#### [Requirements]
Extract each line of the data and write it out again exactly.

## start Stored data

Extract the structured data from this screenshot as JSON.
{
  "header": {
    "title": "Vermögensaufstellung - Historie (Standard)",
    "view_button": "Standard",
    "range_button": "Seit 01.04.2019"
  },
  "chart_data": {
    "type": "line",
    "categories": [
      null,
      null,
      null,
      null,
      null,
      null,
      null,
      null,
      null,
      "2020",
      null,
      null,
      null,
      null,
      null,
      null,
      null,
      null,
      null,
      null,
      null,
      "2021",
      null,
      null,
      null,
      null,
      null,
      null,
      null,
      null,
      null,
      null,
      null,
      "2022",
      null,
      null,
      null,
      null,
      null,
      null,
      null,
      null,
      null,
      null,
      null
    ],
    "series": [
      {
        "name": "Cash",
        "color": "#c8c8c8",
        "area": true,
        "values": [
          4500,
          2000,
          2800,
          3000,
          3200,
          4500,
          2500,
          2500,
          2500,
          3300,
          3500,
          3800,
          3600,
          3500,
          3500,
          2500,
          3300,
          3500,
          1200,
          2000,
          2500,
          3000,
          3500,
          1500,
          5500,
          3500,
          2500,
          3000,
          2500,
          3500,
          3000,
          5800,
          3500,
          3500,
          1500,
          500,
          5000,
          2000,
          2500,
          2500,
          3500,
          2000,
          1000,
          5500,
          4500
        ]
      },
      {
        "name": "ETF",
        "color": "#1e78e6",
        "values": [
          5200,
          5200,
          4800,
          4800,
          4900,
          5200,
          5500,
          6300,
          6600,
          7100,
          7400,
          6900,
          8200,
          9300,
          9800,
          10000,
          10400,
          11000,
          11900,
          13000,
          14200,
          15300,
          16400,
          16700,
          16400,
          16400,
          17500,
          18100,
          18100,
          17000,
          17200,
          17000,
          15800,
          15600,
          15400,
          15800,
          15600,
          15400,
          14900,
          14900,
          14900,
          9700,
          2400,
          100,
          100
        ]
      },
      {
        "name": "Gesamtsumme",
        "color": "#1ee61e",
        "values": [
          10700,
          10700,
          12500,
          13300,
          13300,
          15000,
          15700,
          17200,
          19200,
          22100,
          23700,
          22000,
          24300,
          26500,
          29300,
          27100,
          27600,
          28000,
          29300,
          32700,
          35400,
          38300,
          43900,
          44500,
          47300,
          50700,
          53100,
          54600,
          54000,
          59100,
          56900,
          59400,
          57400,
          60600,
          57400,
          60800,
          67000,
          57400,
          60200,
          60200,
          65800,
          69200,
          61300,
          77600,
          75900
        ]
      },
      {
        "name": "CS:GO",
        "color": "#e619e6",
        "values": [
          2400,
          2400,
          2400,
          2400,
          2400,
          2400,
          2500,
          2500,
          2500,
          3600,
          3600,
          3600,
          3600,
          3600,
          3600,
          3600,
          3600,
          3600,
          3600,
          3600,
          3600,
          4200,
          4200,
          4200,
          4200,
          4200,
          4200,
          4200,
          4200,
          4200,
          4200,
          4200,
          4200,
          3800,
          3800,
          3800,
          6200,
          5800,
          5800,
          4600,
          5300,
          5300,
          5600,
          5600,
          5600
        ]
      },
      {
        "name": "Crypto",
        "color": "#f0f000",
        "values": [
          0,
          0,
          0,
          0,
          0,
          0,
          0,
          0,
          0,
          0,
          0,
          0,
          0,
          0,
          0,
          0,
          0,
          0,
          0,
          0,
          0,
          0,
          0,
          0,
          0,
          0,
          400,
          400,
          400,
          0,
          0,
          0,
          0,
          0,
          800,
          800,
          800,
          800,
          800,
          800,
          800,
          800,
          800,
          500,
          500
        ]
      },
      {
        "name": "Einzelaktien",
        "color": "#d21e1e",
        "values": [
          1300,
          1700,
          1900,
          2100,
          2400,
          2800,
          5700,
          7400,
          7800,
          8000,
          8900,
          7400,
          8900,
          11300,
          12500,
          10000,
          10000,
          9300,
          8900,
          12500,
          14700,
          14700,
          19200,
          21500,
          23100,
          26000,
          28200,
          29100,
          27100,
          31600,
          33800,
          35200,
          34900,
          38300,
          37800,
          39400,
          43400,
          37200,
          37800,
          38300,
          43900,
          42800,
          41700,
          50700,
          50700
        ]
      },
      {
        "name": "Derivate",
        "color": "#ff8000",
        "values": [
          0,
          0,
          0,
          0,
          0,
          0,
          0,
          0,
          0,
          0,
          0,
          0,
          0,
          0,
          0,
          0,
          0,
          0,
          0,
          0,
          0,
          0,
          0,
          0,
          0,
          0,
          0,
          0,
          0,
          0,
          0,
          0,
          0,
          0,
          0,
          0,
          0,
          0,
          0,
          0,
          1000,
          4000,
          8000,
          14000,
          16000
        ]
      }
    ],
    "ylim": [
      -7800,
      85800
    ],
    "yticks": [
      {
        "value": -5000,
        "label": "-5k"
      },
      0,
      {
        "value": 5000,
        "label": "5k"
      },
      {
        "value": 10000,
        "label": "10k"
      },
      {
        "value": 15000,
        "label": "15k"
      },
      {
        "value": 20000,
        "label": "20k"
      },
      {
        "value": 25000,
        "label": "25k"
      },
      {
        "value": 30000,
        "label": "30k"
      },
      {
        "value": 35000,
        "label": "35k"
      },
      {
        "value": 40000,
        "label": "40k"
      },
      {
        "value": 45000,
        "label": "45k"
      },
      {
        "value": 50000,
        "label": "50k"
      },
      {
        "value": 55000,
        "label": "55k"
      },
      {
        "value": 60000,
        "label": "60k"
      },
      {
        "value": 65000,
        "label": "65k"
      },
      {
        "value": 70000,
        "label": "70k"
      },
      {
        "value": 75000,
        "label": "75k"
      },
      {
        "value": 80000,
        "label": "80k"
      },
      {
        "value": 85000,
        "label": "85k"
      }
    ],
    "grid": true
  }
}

## end Stored data

#### [Exercise solution]
Extract the structured data from this screenshot as JSON.
{
  "header": {
    "title": "Vermögensaufstellung - Historie (Standard)",
    "view_button": "Standard",
    "range_button": "Seit 01.04.2019"
  },
  "chart_data": {
    "type": "line",
    "categories": [
      null,
      null,
      null,
      null,
      null,
      null,
      null,
      null,
      null,
      "2020",
      null,
      null,
      null,
      null,
      null,
      null,
      null,
      null,
      null,
      null,
      null,
      "2021",
      null,
      null,
      null,
      null,
      null,
      null,
      null,
      null,
      null,
      null,
      null,
      "2022",
      null,
      null,
      null,
      null,
      null,
      null,
      null,
      null,
      null,
      null,
      null
    ],
    "series": [
      {
        "name": "Cash",
        "color": "#c8c8c8",
        "area": true,
        "values": [
          4500,
          2000,
          2800,
          3000,
          3200,
          4500,
          2500,
          2500,
          2500,
          3300,
          3500,
          3800,
          3600,
          3500,
          3500,
          2500,
          3300,
          3500,
          1200,
          2000,
          2500,
          3000,
          3500,
          1500,
          5500,
          3500,
          2500,
          3000,
          2500,
          3500,
          3000,
          5800,
          3500,
          3500,
          1500,
          500,
          5000,
          2000,
          2500,
          2500,
          3500,
          2000,
          1000,
          5500,
          4500
        ]
      },
      {
        "name": "ETF",
        "color": "#1e78e6",
        "values": [
          5200,
          5200,
          4800,
          4800,
          4900,
          5200,
          5500,
          6300,
          6600,
          7100,
          7400,
          6900,
          8200,
          9300,
          9800,
          10000,
          10400,
          11000,
          11900,
          13000,
          14200,
          15300,
          16400,
          16700,
          16400,
          16400,
          17500,
          18100,
          18100,
          17000,
          17200,
          17000,
          15800,
          15600,
          15400,
          15800,
          15600,
          15400,
          14900,
          14900,
          14900,
          9700,
          2400,
          100,
          100
        ]
      },
      {
        "name": "Gesamtsumme",
        "color": "#1ee61e",
        "values": [
          10700,
          10700,
          12500,
          13300,
          13300,
          15000,
          15700,
          17200,
          19200,
          22100,
          23700,
          22000,
          24300,
          26500,
          29300,
          27100,
          27600,
          28000,
          29300,
          32700,
          35400,
          38300,
          43900,
          44500,
          47300,
          50700,
          53100,
          54600,
          54000,
          59100,
          56900,
          59400,
          57400,
          60600,
          57400,
          60800,
          67000,
          57400,
          60200,
          60200,
          65800,
          69200,
          61300,
          77600,
          75900
        ]
      },
      {
        "name": "CS:GO",
        "color": "#e619e6",
        "values": [
          2400,
          2400,
          2400,
          2400,
          2400,
          2400,
          2500,
          2500,
          2500,
          3600,
          3600,
          3600,
          3600,
          3600,
          3600,
          3600,
          3600,
          3600,
          3600,
          3600,
          3600,
          4200,
          4200,
          4200,
          4200,
          4200,
          4200,
          4200,
          4200,
          4200,
          4200,
          4200,
          4200,
          3800,
          3800,
          3800,
          6200,
          5800,
          5800,
          4600,
          5300,
          5300,
          5600,
          5600,
          5600
        ]
      },
      {
        "name": "Crypto",
        "color": "#f0f000",
        "values": [
          0,
          0,
          0,
          0,
          0,
          0,
          0,
          0,
          0,
          0,
          0,
          0,
          0,
          0,
          0,
          0,
          0,
          0,
          0,
          0,
          0,
          0,
          0,
          0,
          0,
          0,
          400,
          400,
          400,
          0,
          0,
          0,
          0,
          0,
          800,
          800,
          800,
          800,
          800,
          800,
          800,
          800,
          800,
          500,
          500
        ]
      },
      {
        "name": "Einzelaktien",
        "color": "#d21e1e",
        "values": [
          1300,
          1700,
          1900,
          2100,
          2400,
          2800,
          5700,
          7400,
          7800,
          8000,
          8900,
          7400,
          8900,
          11300,
          12500,
          10000,
          10000,
          9300,
          8900,
          12500,
          14700,
          14700,
          19200,
          21500,
          23100,
          26000,
          28200,
          29100,
          27100,
          31600,
          33800,
          35200,
          34900,
          38300,
          37800,
          39400,
          43400,
          37200,
          37800,
          38300,
          43900,
          42800,
          41700,
          50700,
          50700
        ]
      },
      {
        "name": "Derivate",
        "color": "#ff8000",
        "values": [
          0,
          0,
          0,
          0,
          0,
          0,
          0,
          0,
          0,
          0,
          0,
          0,
          0,
          0,
          0,
          0,
          0,
          0,
          0,
          0,
          0,
          0,
          0,
          0,
          0,
          0,
          0,
          0,
          0,
          0,
          0,
          0,
          0,
          0,
          0,
          0,
          0,
          0,
          0,
          0,
          1000,
          4000,
          8000,
          14000,
          16000
        ]
      }
    ],
    "ylim": [
      -7800,
      85800
    ],
    "yticks": [
      {
        "value": -5000,
        "label": "-5k"
      },
      0,
      {
        "value": 5000,
        "label": "5k"
      },
      {
        "value": 10000,
        "label": "10k"
      },
      {
        "value": 15000,
        "label": "15k"
      },
      {
        "value": 20000,
        "label": "20k"
      },
      {
        "value": 25000,
        "label": "25k"
      },
      {
        "value": 30000,
        "label": "30k"
      },
      {
        "value": 35000,
        "label": "35k"
      },
      {
        "value": 40000,
        "label": "40k"
      },
      {
        "value": 45000,
        "label": "45k"
      },
      {
        "value": 50000,
        "label": "50k"
      },
      {
        "value": 55000,
        "label": "55k"
      },
      {
        "value": 60000,
        "label": "60k"
      },
      {
        "value": 65000,
        "label": "65k"
      },
      {
        "value": 70000,
        "label": "70k"
      },
      {
        "value": 75000,
        "label": "75k"
      },
      {
        "value": 80000,
        "label": "80k"
      },
      {
        "value": 85000,
        "label": "85k"
      }
    ],
    "grid": true
  }
}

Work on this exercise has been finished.